─── Record list ───

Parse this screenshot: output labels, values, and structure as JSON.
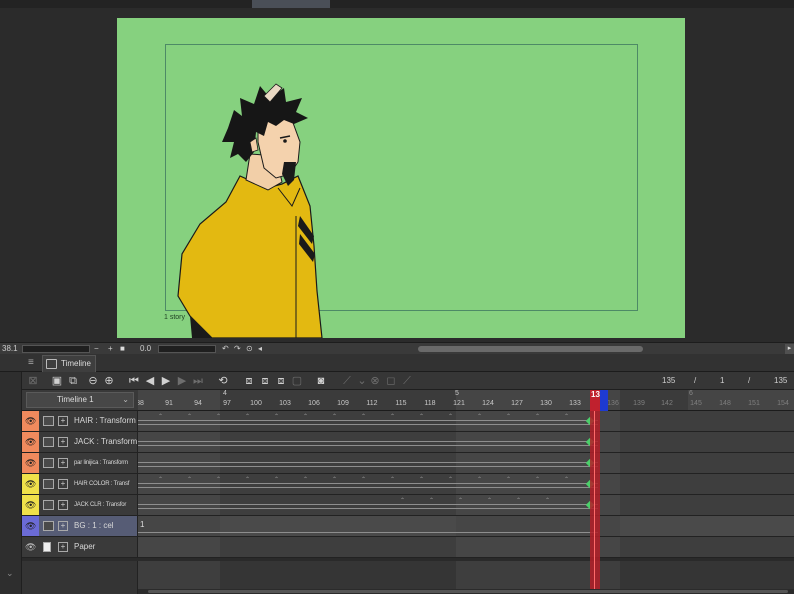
{
  "canvas": {
    "background_color": "#86d17f",
    "frame_label": "1 story"
  },
  "status_bar": {
    "zoom": "38.1",
    "minus": "−",
    "plus": "+",
    "angle": "0.0"
  },
  "panel": {
    "tab_label": "Timeline"
  },
  "toolbar": {
    "current_frame": "135",
    "slash1": "/",
    "start_frame": "1",
    "slash2": "/",
    "end_frame": "135",
    "icons": [
      "new-timeline-icon",
      "timeline-settings-icon",
      "zoom-out-icon",
      "zoom-in-icon",
      "first-frame-icon",
      "prev-frame-icon",
      "play-icon",
      "next-frame-icon",
      "last-frame-icon",
      "loop-icon",
      "new-cel-icon",
      "assign-cel-icon",
      "specify-cel-icon",
      "delete-cel-icon",
      "onion-skin-icon",
      "keyframe-icon",
      "keyframe-interp-icon",
      "ease-icon",
      "clear-keyframe-icon"
    ]
  },
  "timeline": {
    "name": "Timeline 1",
    "seconds": [
      {
        "label": "4",
        "frame": 97
      },
      {
        "label": "5",
        "frame": 121
      },
      {
        "label": "6",
        "frame": 145
      }
    ],
    "frame_labels": [
      "88",
      "91",
      "94",
      "97",
      "100",
      "103",
      "106",
      "109",
      "112",
      "115",
      "118",
      "121",
      "124",
      "127",
      "130",
      "133",
      "135",
      "136",
      "139",
      "142",
      "145",
      "148",
      "151",
      "154"
    ],
    "current_frame": "135",
    "accent_playhead": "#c0212e",
    "accent_end": "#1e3ad1"
  },
  "layers": [
    {
      "name": "HAIR : Transform",
      "color": "#f08a5d",
      "small": false,
      "keyframes": true,
      "selected": false
    },
    {
      "name": "JACK : Transform",
      "color": "#f08a5d",
      "small": false,
      "keyframes": true,
      "selected": false
    },
    {
      "name": "par linijica : Transform",
      "color": "#f08a5d",
      "small": true,
      "keyframes": true,
      "selected": false
    },
    {
      "name": "HAIR COLOR : Transf",
      "color": "#f0e14a",
      "small": true,
      "keyframes": true,
      "selected": false
    },
    {
      "name": "JACK CLR : Transfor",
      "color": "#f0e14a",
      "small": true,
      "keyframes": true,
      "selected": false
    },
    {
      "name": "BG : 1 : cel",
      "color": "#6b6bd6",
      "small": false,
      "keyframes": false,
      "cel": "1",
      "selected": true
    },
    {
      "name": "Paper",
      "color": "#3a3a3a",
      "small": false,
      "keyframes": false,
      "selected": false
    }
  ]
}
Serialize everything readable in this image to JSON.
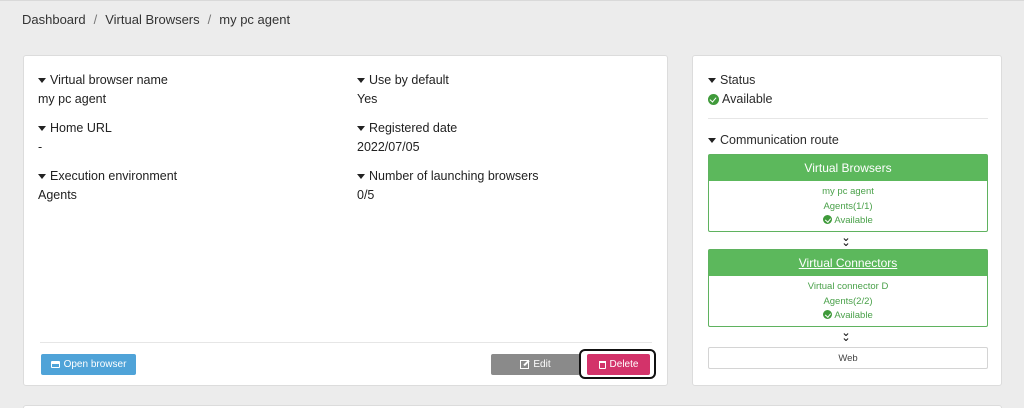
{
  "breadcrumb": {
    "items": [
      "Dashboard",
      "Virtual Browsers",
      "my pc agent"
    ],
    "separator": "/"
  },
  "details": {
    "name_label": "Virtual browser name",
    "name_value": "my pc agent",
    "default_label": "Use by default",
    "default_value": "Yes",
    "home_label": "Home URL",
    "home_value": "-",
    "date_label": "Registered date",
    "date_value": "2022/07/05",
    "env_label": "Execution environment",
    "env_value": "Agents",
    "launch_label": "Number of launching browsers",
    "launch_value": "0/5"
  },
  "actions": {
    "open_label": "Open browser",
    "edit_label": "Edit",
    "delete_label": "Delete"
  },
  "status": {
    "label": "Status",
    "value": "Available"
  },
  "route": {
    "label": "Communication route",
    "box1": {
      "title": "Virtual Browsers",
      "line1": "my pc agent",
      "line2": "Agents(1/1)",
      "line3": "Available"
    },
    "box2": {
      "title": "Virtual Connectors",
      "line1": "Virtual connector D",
      "line2": "Agents(2/2)",
      "line3": "Available"
    },
    "web": "Web"
  },
  "colors": {
    "accent_green": "#5cb85c",
    "open_blue": "#4fa3d8",
    "edit_gray": "#8a8a8a",
    "delete_pink": "#d3336a"
  }
}
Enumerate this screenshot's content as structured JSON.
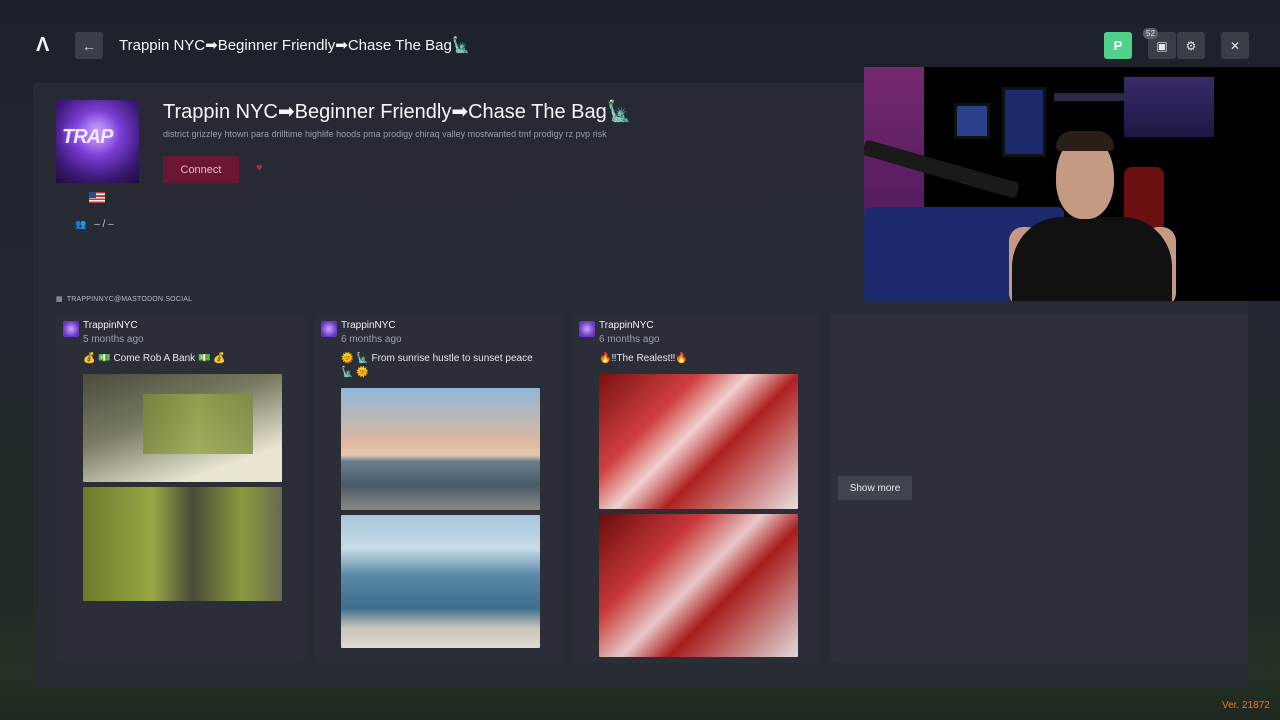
{
  "app": {
    "logo_icon": "fivem-logo-icon",
    "version": "Ver. 21872"
  },
  "topbar": {
    "title": "Trappin NYC➡Beginner Friendly➡Chase The Bag🗽",
    "back_icon": "←",
    "avatar_letter": "P",
    "avatar_color": "#4fd18b",
    "queue_badge": "52",
    "queue_icon": "▣",
    "settings_icon": "⚙",
    "close_icon": "✕"
  },
  "server": {
    "image_text": "TRAP",
    "title": "Trappin NYC➡Beginner Friendly➡Chase The Bag🗽",
    "tags": "district grizzley htown para drilltime highlife hoods pma prodigy chiraq valley mostwanted tmf prodigy rz pvp risk",
    "connect_label": "Connect",
    "favorite_icon": "♥",
    "players_icon": "👥",
    "players_value": "– / –",
    "connect_color": "#6b1634"
  },
  "feed": {
    "handle": "TRAPPINNYC@MASTODON.SOCIAL",
    "posts": [
      {
        "user": "TrappinNYC",
        "time": "5 months ago",
        "text": "💰 💵 Come Rob A Bank 💵 💰"
      },
      {
        "user": "TrappinNYC",
        "time": "6 months ago",
        "text": "🌞 🗽 From sunrise hustle to sunset peace 🗽 🌞"
      },
      {
        "user": "TrappinNYC",
        "time": "6 months ago",
        "text": "🔥‼The Realest‼🔥"
      }
    ],
    "show_more_label": "Show more"
  }
}
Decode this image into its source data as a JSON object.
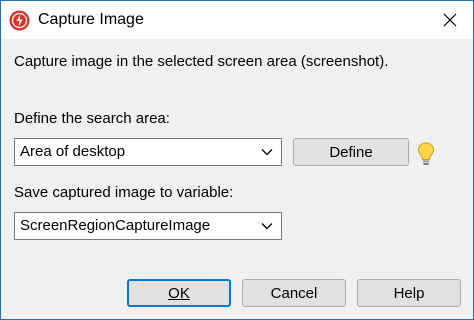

───

Do this>
Write out again every line above exactly as given; the pictures do not belong in the copy.

The answer>
Parse this screenshot: output labels, values, and structure as JSON.
{
  "canvas": {
    "background_color": "#86d17f",
    "frame_label": "1 story"
  },
  "status_bar": {
    "zoom": "38.1",
    "minus": "−",
    "plus": "+",
    "angle": "0.0"
  },
  "panel": {
    "tab_label": "Timeline"
  },
  "toolbar": {
    "current_frame": "135",
    "slash1": "/",
    "start_frame": "1",
    "slash2": "/",
    "end_frame": "135",
    "icons": [
      "new-timeline-icon",
      "timeline-settings-icon",
      "zoom-out-icon",
      "zoom-in-icon",
      "first-frame-icon",
      "prev-frame-icon",
      "play-icon",
      "next-frame-icon",
      "last-frame-icon",
      "loop-icon",
      "new-cel-icon",
      "assign-cel-icon",
      "specify-cel-icon",
      "delete-cel-icon",
      "onion-skin-icon",
      "keyframe-icon",
      "keyframe-interp-icon",
      "ease-icon",
      "clear-keyframe-icon"
    ]
  },
  "timeline": {
    "name": "Timeline 1",
    "seconds": [
      {
        "label": "4",
        "frame": 97
      },
      {
        "label": "5",
        "frame": 121
      },
      {
        "label": "6",
        "frame": 145
      }
    ],
    "frame_labels": [
      "88",
      "91",
      "94",
      "97",
      "100",
      "103",
      "106",
      "109",
      "112",
      "115",
      "118",
      "121",
      "124",
      "127",
      "130",
      "133",
      "135",
      "136",
      "139",
      "142",
      "145",
      "148",
      "151",
      "154"
    ],
    "current_frame": "135",
    "accent_playhead": "#c0212e",
    "accent_end": "#1e3ad1"
  },
  "layers": [
    {
      "name": "HAIR : Transform",
      "color": "#f08a5d",
      "small": false,
      "keyframes": true,
      "selected": false
    },
    {
      "name": "JACK : Transform",
      "color": "#f08a5d",
      "small": false,
      "keyframes": true,
      "selected": false
    },
    {
      "name": "par linijica : Transform",
      "color": "#f08a5d",
      "small": true,
      "keyframes": true,
      "selected": false
    },
    {
      "name": "HAIR COLOR : Transf",
      "color": "#f0e14a",
      "small": true,
      "keyframes": true,
      "selected": false
    },
    {
      "name": "JACK CLR : Transfor",
      "color": "#f0e14a",
      "small": true,
      "keyframes": true,
      "selected": false
    },
    {
      "name": "BG : 1 : cel",
      "color": "#6b6bd6",
      "small": false,
      "keyframes": false,
      "cel": "1",
      "selected": true
    },
    {
      "name": "Paper",
      "color": "#3a3a3a",
      "small": false,
      "keyframes": false,
      "selected": false
    }
  ]
}
Serialize everything readable in this image to JSON.
{
  "breadcrumb": {
    "items": [
      "Dashboard",
      "Virtual Browsers",
      "my pc agent"
    ],
    "separator": "/"
  },
  "details": {
    "name_label": "Virtual browser name",
    "name_value": "my pc agent",
    "default_label": "Use by default",
    "default_value": "Yes",
    "home_label": "Home URL",
    "home_value": "-",
    "date_label": "Registered date",
    "date_value": "2022/07/05",
    "env_label": "Execution environment",
    "env_value": "Agents",
    "launch_label": "Number of launching browsers",
    "launch_value": "0/5"
  },
  "actions": {
    "open_label": "Open browser",
    "edit_label": "Edit",
    "delete_label": "Delete"
  },
  "status": {
    "label": "Status",
    "value": "Available"
  },
  "route": {
    "label": "Communication route",
    "box1": {
      "title": "Virtual Browsers",
      "line1": "my pc agent",
      "line2": "Agents(1/1)",
      "line3": "Available"
    },
    "box2": {
      "title": "Virtual Connectors",
      "line1": "Virtual connector D",
      "line2": "Agents(2/2)",
      "line3": "Available"
    },
    "web": "Web"
  },
  "colors": {
    "accent_green": "#5cb85c",
    "open_blue": "#4fa3d8",
    "edit_gray": "#8a8a8a",
    "delete_pink": "#d3336a"
  }
}
Enumerate this screenshot's content as structured JSON.
{
  "app": {
    "logo_icon": "fivem-logo-icon",
    "version": "Ver. 21872"
  },
  "topbar": {
    "title": "Trappin NYC➡Beginner Friendly➡Chase The Bag🗽",
    "back_icon": "←",
    "avatar_letter": "P",
    "avatar_color": "#4fd18b",
    "queue_badge": "52",
    "queue_icon": "▣",
    "settings_icon": "⚙",
    "close_icon": "✕"
  },
  "server": {
    "image_text": "TRAP",
    "title": "Trappin NYC➡Beginner Friendly➡Chase The Bag🗽",
    "tags": "district grizzley htown para drilltime highlife hoods pma prodigy chiraq valley mostwanted tmf prodigy rz pvp risk",
    "connect_label": "Connect",
    "favorite_icon": "♥",
    "players_icon": "👥",
    "players_value": "– / –",
    "connect_color": "#6b1634"
  },
  "feed": {
    "handle": "TRAPPINNYC@MASTODON.SOCIAL",
    "posts": [
      {
        "user": "TrappinNYC",
        "time": "5 months ago",
        "text": "💰 💵 Come Rob A Bank 💵 💰"
      },
      {
        "user": "TrappinNYC",
        "time": "6 months ago",
        "text": "🌞 🗽 From sunrise hustle to sunset peace 🗽 🌞"
      },
      {
        "user": "TrappinNYC",
        "time": "6 months ago",
        "text": "🔥‼The Realest‼🔥"
      }
    ],
    "show_more_label": "Show more"
  }
}
Decode this image into its source data as a JSON object.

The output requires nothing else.